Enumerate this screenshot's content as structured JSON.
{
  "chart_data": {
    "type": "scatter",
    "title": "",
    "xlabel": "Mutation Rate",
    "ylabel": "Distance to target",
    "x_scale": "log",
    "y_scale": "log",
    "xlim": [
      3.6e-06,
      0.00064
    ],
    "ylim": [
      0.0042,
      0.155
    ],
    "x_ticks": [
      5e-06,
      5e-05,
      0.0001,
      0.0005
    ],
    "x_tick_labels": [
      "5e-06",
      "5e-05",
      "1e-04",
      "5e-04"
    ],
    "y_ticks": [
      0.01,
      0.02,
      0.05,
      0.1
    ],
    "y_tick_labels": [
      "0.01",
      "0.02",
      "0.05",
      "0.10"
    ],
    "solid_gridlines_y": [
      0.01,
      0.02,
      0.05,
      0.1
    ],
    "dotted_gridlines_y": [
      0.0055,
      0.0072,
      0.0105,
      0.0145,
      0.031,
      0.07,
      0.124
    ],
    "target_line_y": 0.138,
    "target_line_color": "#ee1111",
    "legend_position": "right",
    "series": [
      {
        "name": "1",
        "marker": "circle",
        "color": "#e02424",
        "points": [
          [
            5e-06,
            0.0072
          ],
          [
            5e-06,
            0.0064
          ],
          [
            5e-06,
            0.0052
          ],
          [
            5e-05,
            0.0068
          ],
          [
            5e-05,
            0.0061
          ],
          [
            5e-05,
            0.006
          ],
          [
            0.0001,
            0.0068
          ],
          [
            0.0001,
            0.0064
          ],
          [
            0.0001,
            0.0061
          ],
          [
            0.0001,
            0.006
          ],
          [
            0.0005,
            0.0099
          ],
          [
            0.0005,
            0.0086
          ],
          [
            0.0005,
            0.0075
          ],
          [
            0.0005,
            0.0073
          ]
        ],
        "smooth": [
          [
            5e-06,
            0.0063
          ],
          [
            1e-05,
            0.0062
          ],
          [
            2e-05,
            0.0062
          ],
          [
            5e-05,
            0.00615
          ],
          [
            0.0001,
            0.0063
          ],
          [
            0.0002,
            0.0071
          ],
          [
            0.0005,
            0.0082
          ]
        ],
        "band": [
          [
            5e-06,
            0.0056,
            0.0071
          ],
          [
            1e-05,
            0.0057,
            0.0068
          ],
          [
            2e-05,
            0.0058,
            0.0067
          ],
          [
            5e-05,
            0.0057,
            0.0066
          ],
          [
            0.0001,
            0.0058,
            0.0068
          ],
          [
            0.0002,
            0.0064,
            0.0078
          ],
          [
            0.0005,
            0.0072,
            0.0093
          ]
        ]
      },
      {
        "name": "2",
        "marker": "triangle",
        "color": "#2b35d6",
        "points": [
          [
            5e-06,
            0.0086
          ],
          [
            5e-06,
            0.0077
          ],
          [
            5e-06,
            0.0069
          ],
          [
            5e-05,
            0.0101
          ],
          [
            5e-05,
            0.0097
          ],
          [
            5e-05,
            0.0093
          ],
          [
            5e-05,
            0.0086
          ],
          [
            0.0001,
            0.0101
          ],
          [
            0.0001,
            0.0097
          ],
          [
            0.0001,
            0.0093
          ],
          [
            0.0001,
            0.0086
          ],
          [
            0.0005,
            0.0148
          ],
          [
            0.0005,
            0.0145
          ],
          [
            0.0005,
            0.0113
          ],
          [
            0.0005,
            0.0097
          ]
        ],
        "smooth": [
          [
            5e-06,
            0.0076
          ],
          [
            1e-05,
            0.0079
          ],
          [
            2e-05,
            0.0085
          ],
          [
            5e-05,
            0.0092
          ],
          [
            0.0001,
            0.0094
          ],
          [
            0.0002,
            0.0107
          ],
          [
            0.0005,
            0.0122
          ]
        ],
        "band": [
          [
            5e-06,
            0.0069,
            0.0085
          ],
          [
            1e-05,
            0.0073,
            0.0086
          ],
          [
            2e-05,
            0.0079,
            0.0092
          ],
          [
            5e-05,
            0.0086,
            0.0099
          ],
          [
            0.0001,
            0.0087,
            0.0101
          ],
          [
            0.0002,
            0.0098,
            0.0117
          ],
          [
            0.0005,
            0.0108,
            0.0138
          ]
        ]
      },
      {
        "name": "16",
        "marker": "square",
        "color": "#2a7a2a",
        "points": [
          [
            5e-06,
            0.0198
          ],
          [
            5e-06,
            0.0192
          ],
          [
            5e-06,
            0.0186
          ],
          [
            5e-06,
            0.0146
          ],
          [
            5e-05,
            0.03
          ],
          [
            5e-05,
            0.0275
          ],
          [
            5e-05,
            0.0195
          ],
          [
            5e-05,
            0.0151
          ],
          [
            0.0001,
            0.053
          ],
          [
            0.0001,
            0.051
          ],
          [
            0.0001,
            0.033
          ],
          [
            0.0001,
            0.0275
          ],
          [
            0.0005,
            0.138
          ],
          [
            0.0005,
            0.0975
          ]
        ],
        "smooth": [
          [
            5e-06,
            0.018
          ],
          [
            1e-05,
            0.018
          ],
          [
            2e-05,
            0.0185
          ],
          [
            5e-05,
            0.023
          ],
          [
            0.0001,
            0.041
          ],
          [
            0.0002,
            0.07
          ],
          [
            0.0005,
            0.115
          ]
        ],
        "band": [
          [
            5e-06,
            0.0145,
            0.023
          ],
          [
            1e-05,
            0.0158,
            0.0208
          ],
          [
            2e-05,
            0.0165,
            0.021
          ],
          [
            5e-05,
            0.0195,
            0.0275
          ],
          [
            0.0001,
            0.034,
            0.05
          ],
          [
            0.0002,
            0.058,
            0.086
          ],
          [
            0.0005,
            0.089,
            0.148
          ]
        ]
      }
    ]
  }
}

DESCRIPTION OF THE TASK: Return every line of the material exactly.

ANSWER TO THIS EXERCISE:
Enumerate this screenshot's content as structured JSON.
{
  "chart_data": {
    "type": "scatter",
    "title": "",
    "xlabel": "Mutation Rate",
    "ylabel": "Distance to target",
    "x_scale": "log",
    "y_scale": "log",
    "xlim": [
      3.6e-06,
      0.00064
    ],
    "ylim": [
      0.0042,
      0.155
    ],
    "x_ticks": [
      5e-06,
      5e-05,
      0.0001,
      0.0005
    ],
    "x_tick_labels": [
      "5e-06",
      "5e-05",
      "1e-04",
      "5e-04"
    ],
    "y_ticks": [
      0.01,
      0.02,
      0.05,
      0.1
    ],
    "y_tick_labels": [
      "0.01",
      "0.02",
      "0.05",
      "0.10"
    ],
    "solid_gridlines_y": [
      0.01,
      0.02,
      0.05,
      0.1
    ],
    "dotted_gridlines_y": [
      0.0055,
      0.0072,
      0.0105,
      0.0145,
      0.031,
      0.07,
      0.124
    ],
    "target_line_y": 0.138,
    "target_line_color": "#ee1111",
    "legend_position": "right",
    "series": [
      {
        "name": "1",
        "marker": "circle",
        "color": "#e02424",
        "points": [
          [
            5e-06,
            0.0072
          ],
          [
            5e-06,
            0.0064
          ],
          [
            5e-06,
            0.0052
          ],
          [
            5e-05,
            0.0068
          ],
          [
            5e-05,
            0.0061
          ],
          [
            5e-05,
            0.006
          ],
          [
            0.0001,
            0.0068
          ],
          [
            0.0001,
            0.0064
          ],
          [
            0.0001,
            0.0061
          ],
          [
            0.0001,
            0.006
          ],
          [
            0.0005,
            0.0099
          ],
          [
            0.0005,
            0.0086
          ],
          [
            0.0005,
            0.0075
          ],
          [
            0.0005,
            0.0073
          ]
        ],
        "smooth": [
          [
            5e-06,
            0.0063
          ],
          [
            1e-05,
            0.0062
          ],
          [
            2e-05,
            0.0062
          ],
          [
            5e-05,
            0.00615
          ],
          [
            0.0001,
            0.0063
          ],
          [
            0.0002,
            0.0071
          ],
          [
            0.0005,
            0.0082
          ]
        ],
        "band": [
          [
            5e-06,
            0.0056,
            0.0071
          ],
          [
            1e-05,
            0.0057,
            0.0068
          ],
          [
            2e-05,
            0.0058,
            0.0067
          ],
          [
            5e-05,
            0.0057,
            0.0066
          ],
          [
            0.0001,
            0.0058,
            0.0068
          ],
          [
            0.0002,
            0.0064,
            0.0078
          ],
          [
            0.0005,
            0.0072,
            0.0093
          ]
        ]
      },
      {
        "name": "2",
        "marker": "triangle",
        "color": "#2b35d6",
        "points": [
          [
            5e-06,
            0.0086
          ],
          [
            5e-06,
            0.0077
          ],
          [
            5e-06,
            0.0069
          ],
          [
            5e-05,
            0.0101
          ],
          [
            5e-05,
            0.0097
          ],
          [
            5e-05,
            0.0093
          ],
          [
            5e-05,
            0.0086
          ],
          [
            0.0001,
            0.0101
          ],
          [
            0.0001,
            0.0097
          ],
          [
            0.0001,
            0.0093
          ],
          [
            0.0001,
            0.0086
          ],
          [
            0.0005,
            0.0148
          ],
          [
            0.0005,
            0.0145
          ],
          [
            0.0005,
            0.0113
          ],
          [
            0.0005,
            0.0097
          ]
        ],
        "smooth": [
          [
            5e-06,
            0.0076
          ],
          [
            1e-05,
            0.0079
          ],
          [
            2e-05,
            0.0085
          ],
          [
            5e-05,
            0.0092
          ],
          [
            0.0001,
            0.0094
          ],
          [
            0.0002,
            0.0107
          ],
          [
            0.0005,
            0.0122
          ]
        ],
        "band": [
          [
            5e-06,
            0.0069,
            0.0085
          ],
          [
            1e-05,
            0.0073,
            0.0086
          ],
          [
            2e-05,
            0.0079,
            0.0092
          ],
          [
            5e-05,
            0.0086,
            0.0099
          ],
          [
            0.0001,
            0.0087,
            0.0101
          ],
          [
            0.0002,
            0.0098,
            0.0117
          ],
          [
            0.0005,
            0.0108,
            0.0138
          ]
        ]
      },
      {
        "name": "16",
        "marker": "square",
        "color": "#2a7a2a",
        "points": [
          [
            5e-06,
            0.0198
          ],
          [
            5e-06,
            0.0192
          ],
          [
            5e-06,
            0.0186
          ],
          [
            5e-06,
            0.0146
          ],
          [
            5e-05,
            0.03
          ],
          [
            5e-05,
            0.0275
          ],
          [
            5e-05,
            0.0195
          ],
          [
            5e-05,
            0.0151
          ],
          [
            0.0001,
            0.053
          ],
          [
            0.0001,
            0.051
          ],
          [
            0.0001,
            0.033
          ],
          [
            0.0001,
            0.0275
          ],
          [
            0.0005,
            0.138
          ],
          [
            0.0005,
            0.0975
          ]
        ],
        "smooth": [
          [
            5e-06,
            0.018
          ],
          [
            1e-05,
            0.018
          ],
          [
            2e-05,
            0.0185
          ],
          [
            5e-05,
            0.023
          ],
          [
            0.0001,
            0.041
          ],
          [
            0.0002,
            0.07
          ],
          [
            0.0005,
            0.115
          ]
        ],
        "band": [
          [
            5e-06,
            0.0145,
            0.023
          ],
          [
            1e-05,
            0.0158,
            0.0208
          ],
          [
            2e-05,
            0.0165,
            0.021
          ],
          [
            5e-05,
            0.0195,
            0.0275
          ],
          [
            0.0001,
            0.034,
            0.05
          ],
          [
            0.0002,
            0.058,
            0.086
          ],
          [
            0.0005,
            0.089,
            0.148
          ]
        ]
      }
    ]
  }
}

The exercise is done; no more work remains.